- TASK DESCRIPTION -
Omit every picture and return the rest of the data unaltered.

Lines of data:
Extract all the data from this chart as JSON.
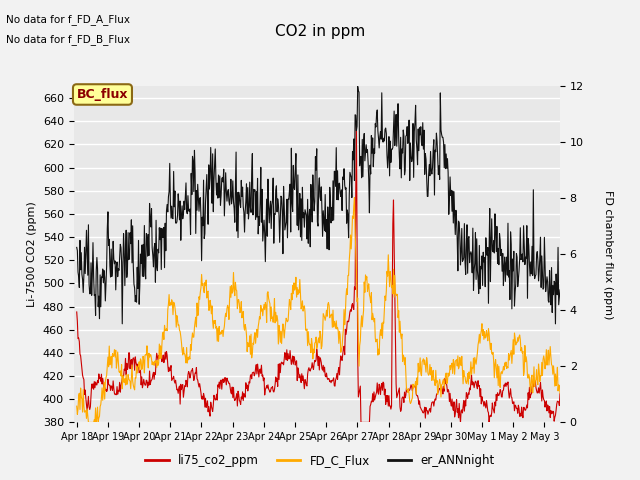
{
  "title": "CO2 in ppm",
  "ylabel_left": "Li-7500 CO2 (ppm)",
  "ylabel_right": "FD chamber flux (ppm)",
  "ylim_left": [
    380,
    670
  ],
  "ylim_right": [
    0,
    12
  ],
  "yticks_left": [
    380,
    400,
    420,
    440,
    460,
    480,
    500,
    520,
    540,
    560,
    580,
    600,
    620,
    640,
    660
  ],
  "yticks_right": [
    0,
    2,
    4,
    6,
    8,
    10,
    12
  ],
  "text_no_data_1": "No data for f_FD_A_Flux",
  "text_no_data_2": "No data for f_FD_B_Flux",
  "bc_flux_label": "BC_flux",
  "legend_entries": [
    "li75_co2_ppm",
    "FD_C_Flux",
    "er_ANNnight"
  ],
  "legend_colors": [
    "#cc0000",
    "#ffaa00",
    "#111111"
  ],
  "line_colors": {
    "li75": "#cc0000",
    "fd_c": "#ffaa00",
    "er_ann": "#111111"
  },
  "bg_color": "#e8e8e8",
  "grid_color": "#ffffff",
  "xticklabels": [
    "Apr 18",
    "Apr 19",
    "Apr 20",
    "Apr 21",
    "Apr 22",
    "Apr 23",
    "Apr 24",
    "Apr 25",
    "Apr 26",
    "Apr 27",
    "Apr 28",
    "Apr 29",
    "Apr 30",
    "May 1",
    "May 2",
    "May 3"
  ]
}
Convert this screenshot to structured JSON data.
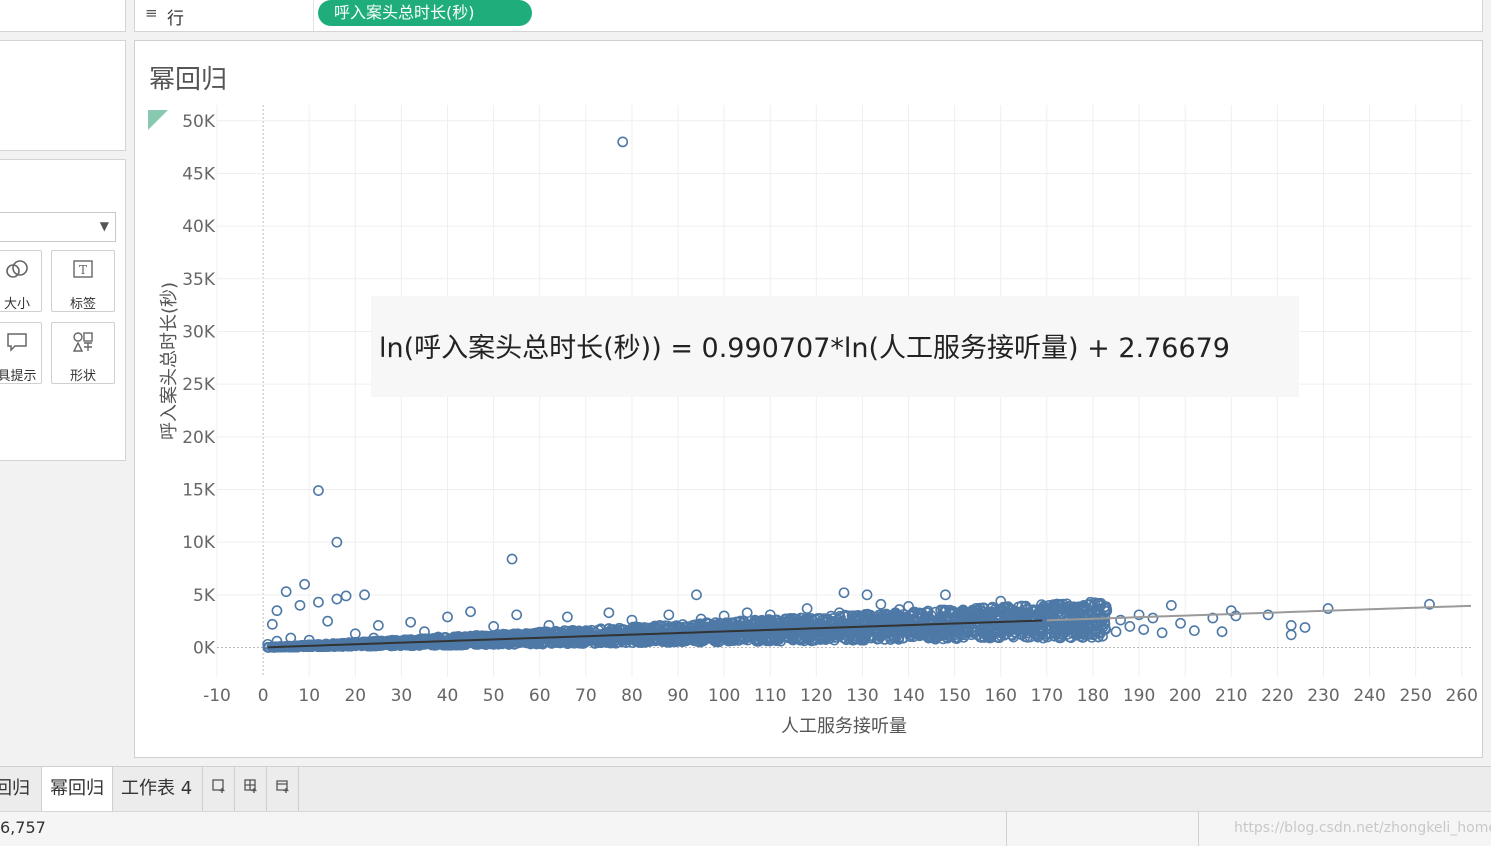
{
  "shelf": {
    "rows_icon": "≡",
    "rows_label": "行",
    "rows_pill": "呼入案头总时长(秒)"
  },
  "marks_panel": {
    "buttons": [
      {
        "label": "大小",
        "icon": "size-icon"
      },
      {
        "label": "标签",
        "icon": "label-icon"
      },
      {
        "label": "具提示",
        "icon": "tooltip-icon"
      },
      {
        "label": "形状",
        "icon": "shape-icon"
      }
    ]
  },
  "chart_data": {
    "type": "scatter",
    "title": "幂回归",
    "xlabel": "人工服务接听量",
    "ylabel": "呼入案头总时长(秒)",
    "xlim": [
      -10,
      262
    ],
    "ylim": [
      -2800,
      51500
    ],
    "x_ticks": [
      -10,
      0,
      10,
      20,
      30,
      40,
      50,
      60,
      70,
      80,
      90,
      100,
      110,
      120,
      130,
      140,
      150,
      160,
      170,
      180,
      190,
      200,
      210,
      220,
      230,
      240,
      250,
      260
    ],
    "y_ticks": [
      0,
      5000,
      10000,
      15000,
      20000,
      25000,
      30000,
      35000,
      40000,
      45000,
      50000
    ],
    "y_tick_labels": [
      "0K",
      "5K",
      "10K",
      "15K",
      "20K",
      "25K",
      "30K",
      "35K",
      "40K",
      "45K",
      "50K"
    ],
    "grid": true,
    "marker": "open circle",
    "series_color": "#4e79a7",
    "trend_color_dark": "#333333",
    "trend_color_light": "#9a9a9a",
    "trend_model": {
      "type": "power",
      "slope": 0.990707,
      "intercept": 2.76679
    },
    "annotation": "ln(呼入案头总时长(秒)) = 0.990707*ln(人工服务接听量) + 2.76679",
    "points": [
      [
        78,
        48000
      ],
      [
        12,
        14900
      ],
      [
        16,
        10000
      ],
      [
        54,
        8400
      ],
      [
        9,
        6000
      ],
      [
        5,
        5300
      ],
      [
        22,
        5000
      ],
      [
        18,
        4900
      ],
      [
        16,
        4600
      ],
      [
        12,
        4300
      ],
      [
        8,
        4000
      ],
      [
        3,
        3500
      ],
      [
        94,
        5000
      ],
      [
        126,
        5200
      ],
      [
        131,
        5000
      ],
      [
        148,
        5000
      ],
      [
        160,
        4400
      ],
      [
        178,
        4000
      ],
      [
        183,
        3500
      ],
      [
        190,
        3100
      ],
      [
        193,
        2800
      ],
      [
        197,
        4000
      ],
      [
        199,
        2300
      ],
      [
        202,
        1600
      ],
      [
        206,
        2800
      ],
      [
        208,
        1500
      ],
      [
        210,
        3500
      ],
      [
        211,
        3000
      ],
      [
        218,
        3100
      ],
      [
        223,
        1200
      ],
      [
        223,
        2100
      ],
      [
        226,
        1900
      ],
      [
        231,
        3700
      ],
      [
        253,
        4100
      ],
      [
        188,
        2000
      ],
      [
        185,
        1500
      ],
      [
        174,
        1900
      ],
      [
        170,
        2400
      ],
      [
        165,
        2900
      ],
      [
        152,
        3400
      ],
      [
        140,
        3900
      ],
      [
        134,
        4100
      ],
      [
        118,
        3700
      ],
      [
        105,
        3300
      ],
      [
        100,
        3000
      ],
      [
        88,
        3100
      ],
      [
        75,
        3300
      ],
      [
        66,
        2900
      ],
      [
        55,
        3100
      ],
      [
        45,
        3400
      ],
      [
        40,
        2900
      ],
      [
        32,
        2400
      ],
      [
        25,
        2100
      ],
      [
        14,
        2500
      ],
      [
        2,
        2200
      ],
      [
        1,
        300
      ],
      [
        3,
        600
      ],
      [
        6,
        900
      ],
      [
        10,
        700
      ],
      [
        20,
        1300
      ],
      [
        35,
        1500
      ],
      [
        50,
        2000
      ],
      [
        62,
        2100
      ],
      [
        80,
        2600
      ],
      [
        95,
        2700
      ],
      [
        110,
        3100
      ],
      [
        125,
        3300
      ],
      [
        138,
        3600
      ],
      [
        150,
        2900
      ],
      [
        162,
        2300
      ],
      [
        172,
        2700
      ],
      [
        176,
        2900
      ],
      [
        181,
        3300
      ],
      [
        186,
        2600
      ],
      [
        191,
        1700
      ],
      [
        195,
        1400
      ],
      [
        168,
        1200
      ],
      [
        156,
        1900
      ],
      [
        144,
        1700
      ],
      [
        130,
        1500
      ],
      [
        115,
        1200
      ],
      [
        98,
        900
      ],
      [
        85,
        800
      ],
      [
        70,
        600
      ],
      [
        58,
        500
      ],
      [
        46,
        300
      ],
      [
        30,
        200
      ],
      [
        24,
        900
      ],
      [
        42,
        800
      ],
      [
        60,
        1000
      ],
      [
        90,
        1400
      ],
      [
        120,
        1800
      ],
      [
        146,
        2100
      ],
      [
        158,
        2500
      ],
      [
        142,
        2800
      ],
      [
        128,
        2400
      ],
      [
        112,
        2100
      ],
      [
        96,
        1900
      ],
      [
        82,
        1700
      ],
      [
        68,
        1500
      ],
      [
        52,
        1200
      ],
      [
        38,
        1000
      ],
      [
        28,
        700
      ]
    ]
  },
  "tabs": [
    {
      "label": "回归",
      "active": false
    },
    {
      "label": "幂回归",
      "active": true
    },
    {
      "label": "工作表 4",
      "active": false
    }
  ],
  "tab_icons": [
    "new-worksheet-icon",
    "new-dashboard-icon",
    "new-story-icon"
  ],
  "status": {
    "count": "6,757",
    "watermark": "https://blog.csdn.net/zhongkeli_home"
  }
}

- OUTPUT BELOW -
Extract all the data from this chart as JSON.
{
  "title": "CO2 in ppm",
  "ylabel_left": "Li-7500 CO2 (ppm)",
  "ylabel_right": "FD chamber flux (ppm)",
  "ylim_left": [
    380,
    670
  ],
  "ylim_right": [
    0,
    12
  ],
  "yticks_left": [
    380,
    400,
    420,
    440,
    460,
    480,
    500,
    520,
    540,
    560,
    580,
    600,
    620,
    640,
    660
  ],
  "yticks_right": [
    0,
    2,
    4,
    6,
    8,
    10,
    12
  ],
  "text_no_data_1": "No data for f_FD_A_Flux",
  "text_no_data_2": "No data for f_FD_B_Flux",
  "bc_flux_label": "BC_flux",
  "legend_entries": [
    "li75_co2_ppm",
    "FD_C_Flux",
    "er_ANNnight"
  ],
  "legend_colors": [
    "#cc0000",
    "#ffaa00",
    "#111111"
  ],
  "line_colors": {
    "li75": "#cc0000",
    "fd_c": "#ffaa00",
    "er_ann": "#111111"
  },
  "bg_color": "#e8e8e8",
  "grid_color": "#ffffff",
  "xticklabels": [
    "Apr 18",
    "Apr 19",
    "Apr 20",
    "Apr 21",
    "Apr 22",
    "Apr 23",
    "Apr 24",
    "Apr 25",
    "Apr 26",
    "Apr 27",
    "Apr 28",
    "Apr 29",
    "Apr 30",
    "May 1",
    "May 2",
    "May 3"
  ]
}
Convert this screenshot to structured JSON data.
{
  "shelf": {
    "rows_icon": "≡",
    "rows_label": "行",
    "rows_pill": "呼入案头总时长(秒)"
  },
  "marks_panel": {
    "buttons": [
      {
        "label": "大小",
        "icon": "size-icon"
      },
      {
        "label": "标签",
        "icon": "label-icon"
      },
      {
        "label": "具提示",
        "icon": "tooltip-icon"
      },
      {
        "label": "形状",
        "icon": "shape-icon"
      }
    ]
  },
  "chart_data": {
    "type": "scatter",
    "title": "幂回归",
    "xlabel": "人工服务接听量",
    "ylabel": "呼入案头总时长(秒)",
    "xlim": [
      -10,
      262
    ],
    "ylim": [
      -2800,
      51500
    ],
    "x_ticks": [
      -10,
      0,
      10,
      20,
      30,
      40,
      50,
      60,
      70,
      80,
      90,
      100,
      110,
      120,
      130,
      140,
      150,
      160,
      170,
      180,
      190,
      200,
      210,
      220,
      230,
      240,
      250,
      260
    ],
    "y_ticks": [
      0,
      5000,
      10000,
      15000,
      20000,
      25000,
      30000,
      35000,
      40000,
      45000,
      50000
    ],
    "y_tick_labels": [
      "0K",
      "5K",
      "10K",
      "15K",
      "20K",
      "25K",
      "30K",
      "35K",
      "40K",
      "45K",
      "50K"
    ],
    "grid": true,
    "marker": "open circle",
    "series_color": "#4e79a7",
    "trend_color_dark": "#333333",
    "trend_color_light": "#9a9a9a",
    "trend_model": {
      "type": "power",
      "slope": 0.990707,
      "intercept": 2.76679
    },
    "annotation": "ln(呼入案头总时长(秒)) = 0.990707*ln(人工服务接听量) + 2.76679",
    "points": [
      [
        78,
        48000
      ],
      [
        12,
        14900
      ],
      [
        16,
        10000
      ],
      [
        54,
        8400
      ],
      [
        9,
        6000
      ],
      [
        5,
        5300
      ],
      [
        22,
        5000
      ],
      [
        18,
        4900
      ],
      [
        16,
        4600
      ],
      [
        12,
        4300
      ],
      [
        8,
        4000
      ],
      [
        3,
        3500
      ],
      [
        94,
        5000
      ],
      [
        126,
        5200
      ],
      [
        131,
        5000
      ],
      [
        148,
        5000
      ],
      [
        160,
        4400
      ],
      [
        178,
        4000
      ],
      [
        183,
        3500
      ],
      [
        190,
        3100
      ],
      [
        193,
        2800
      ],
      [
        197,
        4000
      ],
      [
        199,
        2300
      ],
      [
        202,
        1600
      ],
      [
        206,
        2800
      ],
      [
        208,
        1500
      ],
      [
        210,
        3500
      ],
      [
        211,
        3000
      ],
      [
        218,
        3100
      ],
      [
        223,
        1200
      ],
      [
        223,
        2100
      ],
      [
        226,
        1900
      ],
      [
        231,
        3700
      ],
      [
        253,
        4100
      ],
      [
        188,
        2000
      ],
      [
        185,
        1500
      ],
      [
        174,
        1900
      ],
      [
        170,
        2400
      ],
      [
        165,
        2900
      ],
      [
        152,
        3400
      ],
      [
        140,
        3900
      ],
      [
        134,
        4100
      ],
      [
        118,
        3700
      ],
      [
        105,
        3300
      ],
      [
        100,
        3000
      ],
      [
        88,
        3100
      ],
      [
        75,
        3300
      ],
      [
        66,
        2900
      ],
      [
        55,
        3100
      ],
      [
        45,
        3400
      ],
      [
        40,
        2900
      ],
      [
        32,
        2400
      ],
      [
        25,
        2100
      ],
      [
        14,
        2500
      ],
      [
        2,
        2200
      ],
      [
        1,
        300
      ],
      [
        3,
        600
      ],
      [
        6,
        900
      ],
      [
        10,
        700
      ],
      [
        20,
        1300
      ],
      [
        35,
        1500
      ],
      [
        50,
        2000
      ],
      [
        62,
        2100
      ],
      [
        80,
        2600
      ],
      [
        95,
        2700
      ],
      [
        110,
        3100
      ],
      [
        125,
        3300
      ],
      [
        138,
        3600
      ],
      [
        150,
        2900
      ],
      [
        162,
        2300
      ],
      [
        172,
        2700
      ],
      [
        176,
        2900
      ],
      [
        181,
        3300
      ],
      [
        186,
        2600
      ],
      [
        191,
        1700
      ],
      [
        195,
        1400
      ],
      [
        168,
        1200
      ],
      [
        156,
        1900
      ],
      [
        144,
        1700
      ],
      [
        130,
        1500
      ],
      [
        115,
        1200
      ],
      [
        98,
        900
      ],
      [
        85,
        800
      ],
      [
        70,
        600
      ],
      [
        58,
        500
      ],
      [
        46,
        300
      ],
      [
        30,
        200
      ],
      [
        24,
        900
      ],
      [
        42,
        800
      ],
      [
        60,
        1000
      ],
      [
        90,
        1400
      ],
      [
        120,
        1800
      ],
      [
        146,
        2100
      ],
      [
        158,
        2500
      ],
      [
        142,
        2800
      ],
      [
        128,
        2400
      ],
      [
        112,
        2100
      ],
      [
        96,
        1900
      ],
      [
        82,
        1700
      ],
      [
        68,
        1500
      ],
      [
        52,
        1200
      ],
      [
        38,
        1000
      ],
      [
        28,
        700
      ]
    ]
  },
  "tabs": [
    {
      "label": "回归",
      "active": false
    },
    {
      "label": "幂回归",
      "active": true
    },
    {
      "label": "工作表 4",
      "active": false
    }
  ],
  "tab_icons": [
    "new-worksheet-icon",
    "new-dashboard-icon",
    "new-story-icon"
  ],
  "status": {
    "count": "6,757",
    "watermark": "https://blog.csdn.net/zhongkeli_home"
  }
}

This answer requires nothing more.